··· Dataset rows ···

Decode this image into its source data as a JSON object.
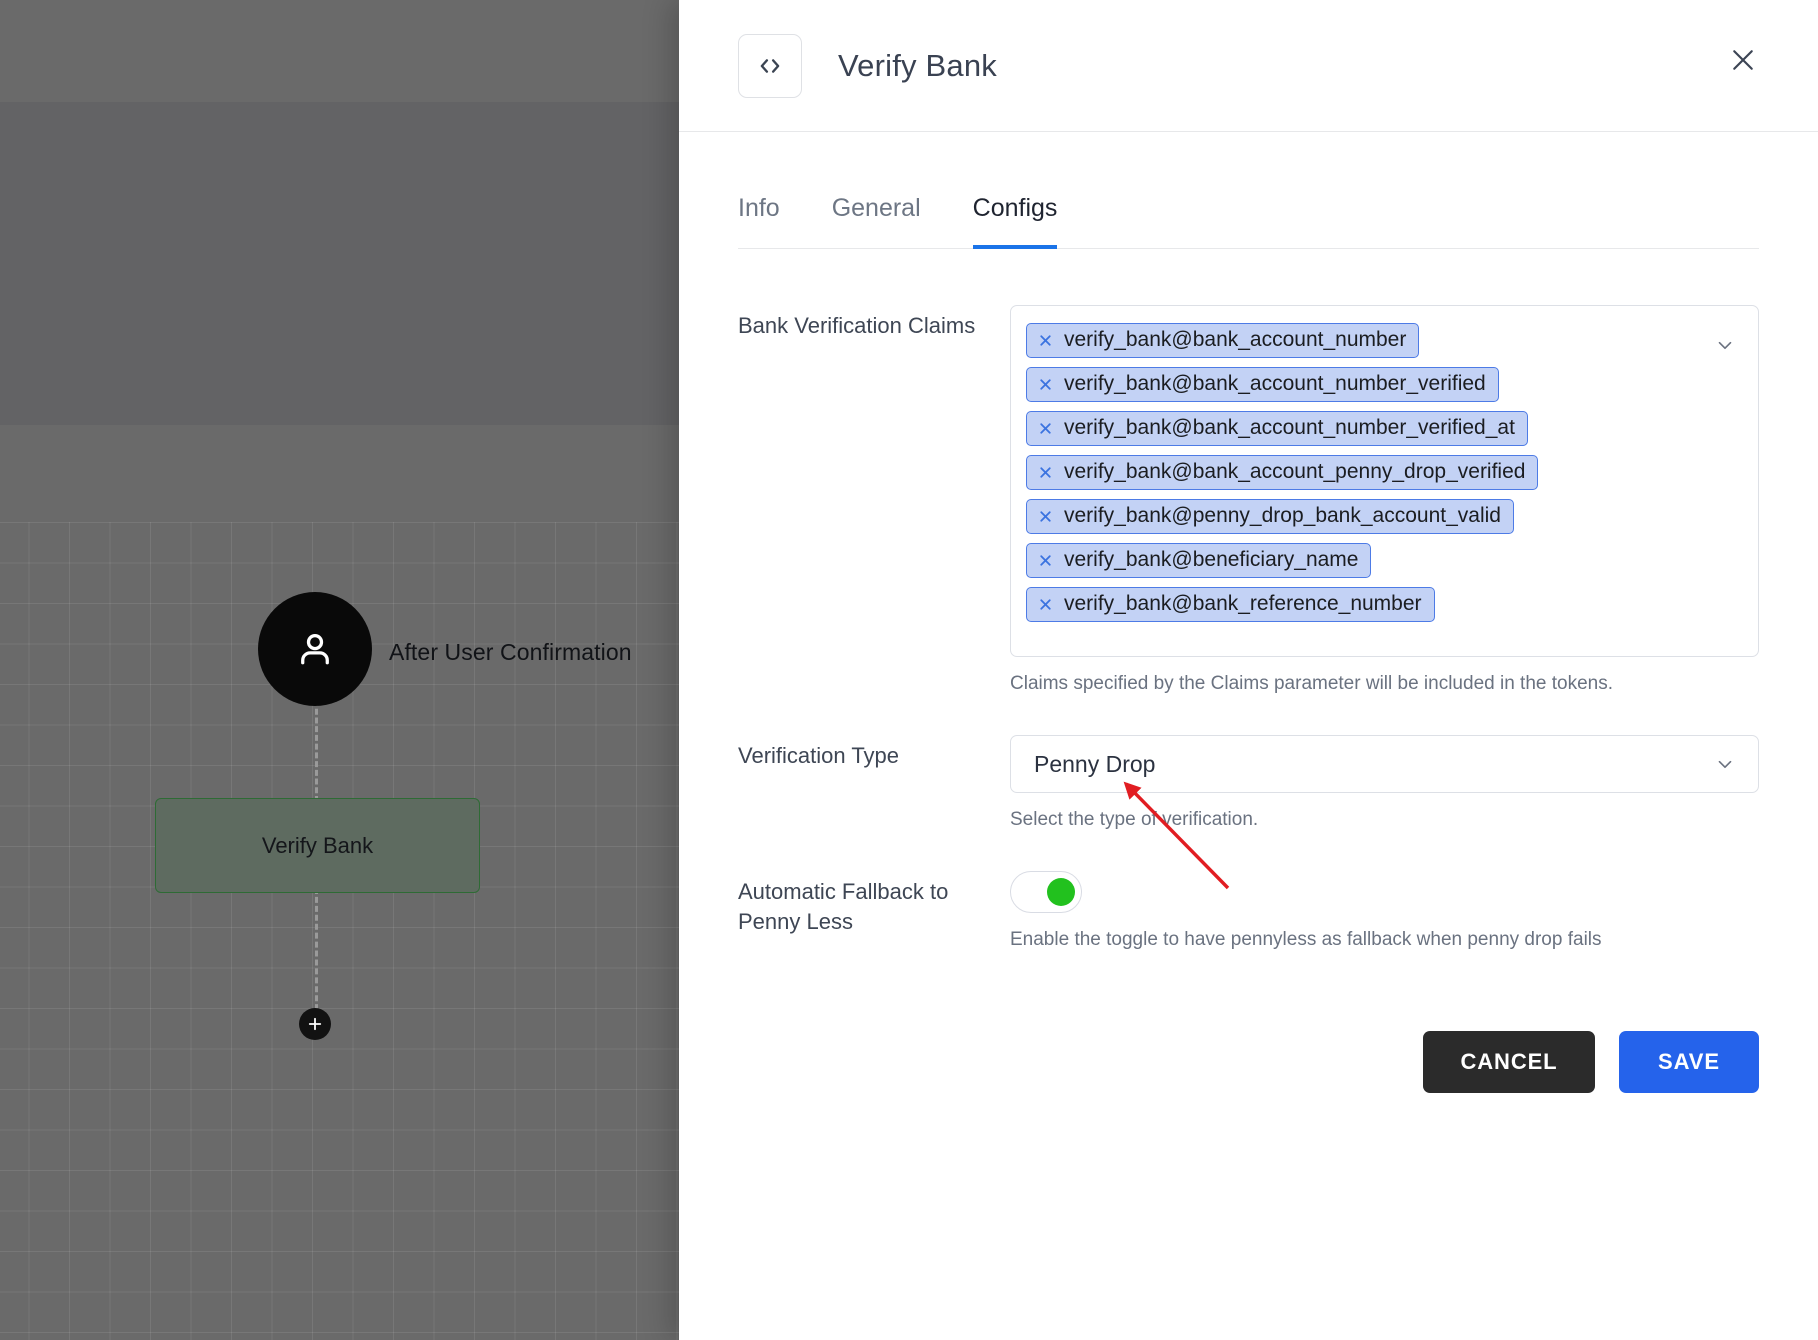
{
  "canvas": {
    "start_node": {
      "icon": "person-icon",
      "label": "After User Confirmation"
    },
    "flow_node": {
      "label": "Verify Bank"
    },
    "add_node_button": {
      "icon": "plus-icon"
    }
  },
  "panel": {
    "header": {
      "icon": "code-brackets-icon",
      "title": "Verify Bank",
      "close_icon": "close-icon"
    },
    "tabs": [
      {
        "label": "Info",
        "active": false
      },
      {
        "label": "General",
        "active": false
      },
      {
        "label": "Configs",
        "active": true
      }
    ],
    "fields": {
      "bank_verification_claims": {
        "label": "Bank Verification Claims",
        "helper": "Claims specified by the Claims parameter will be included in the tokens.",
        "caret_icon": "chevron-down-icon",
        "chips": [
          "verify_bank@bank_account_number",
          "verify_bank@bank_account_number_verified",
          "verify_bank@bank_account_number_verified_at",
          "verify_bank@bank_account_penny_drop_verified",
          "verify_bank@penny_drop_bank_account_valid",
          "verify_bank@beneficiary_name",
          "verify_bank@bank_reference_number"
        ]
      },
      "verification_type": {
        "label": "Verification Type",
        "value": "Penny Drop",
        "helper": "Select the type of verification.",
        "caret_icon": "chevron-down-icon"
      },
      "automatic_fallback": {
        "label": "Automatic Fallback to Penny Less",
        "helper": "Enable the toggle to have pennyless as fallback when penny drop fails",
        "enabled": "on"
      }
    },
    "actions": {
      "cancel_label": "CANCEL",
      "save_label": "SAVE"
    }
  },
  "colors": {
    "accent_blue": "#2563eb",
    "tab_underline": "#1a73e8",
    "chip_bg": "#c3d2f5",
    "chip_border": "#4d7be6",
    "toggle_on": "#22c11e",
    "cancel_bg": "#2b2b2b",
    "node_border": "#2e6b35",
    "annotation": "#e11d22"
  }
}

···

Show all lines from the listing above in which "icon" appears.

      "icon": "person-icon",
      "icon": "plus-icon"
      "icon": "code-brackets-icon",
      "close_icon": "close-icon"
        "caret_icon": "chevron-down-icon",
        "caret_icon": "chevron-down-icon"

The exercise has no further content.